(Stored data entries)
----
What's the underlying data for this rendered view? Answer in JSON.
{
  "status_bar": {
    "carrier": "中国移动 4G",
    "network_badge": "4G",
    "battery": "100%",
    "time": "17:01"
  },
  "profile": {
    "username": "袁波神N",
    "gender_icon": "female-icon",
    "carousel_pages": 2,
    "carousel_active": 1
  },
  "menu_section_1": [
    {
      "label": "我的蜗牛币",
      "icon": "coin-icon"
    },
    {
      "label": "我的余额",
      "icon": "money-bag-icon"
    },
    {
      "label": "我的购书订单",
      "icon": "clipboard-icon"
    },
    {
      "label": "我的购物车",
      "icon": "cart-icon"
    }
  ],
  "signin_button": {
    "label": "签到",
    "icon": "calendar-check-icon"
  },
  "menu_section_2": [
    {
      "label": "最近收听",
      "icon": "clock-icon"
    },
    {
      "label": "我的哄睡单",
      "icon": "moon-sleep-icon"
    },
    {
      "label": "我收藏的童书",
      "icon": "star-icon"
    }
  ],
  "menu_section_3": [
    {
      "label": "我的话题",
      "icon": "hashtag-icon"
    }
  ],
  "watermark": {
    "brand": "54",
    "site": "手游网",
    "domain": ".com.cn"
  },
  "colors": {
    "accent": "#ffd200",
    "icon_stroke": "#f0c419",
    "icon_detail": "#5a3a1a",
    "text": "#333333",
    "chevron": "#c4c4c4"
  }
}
----
→ WRITTEN REQUEST
Return each line of the data that contains the string "label".

→ FULL ANSWER
      "label": "我的蜗牛币",
      "label": "我的余额",
      "label": "我的购书订单",
      "label": "我的购物车",
    "label": "签到",
      "label": "最近收听",
      "label": "我的哄睡单",
      "label": "我收藏的童书",
      "label": "我的话题",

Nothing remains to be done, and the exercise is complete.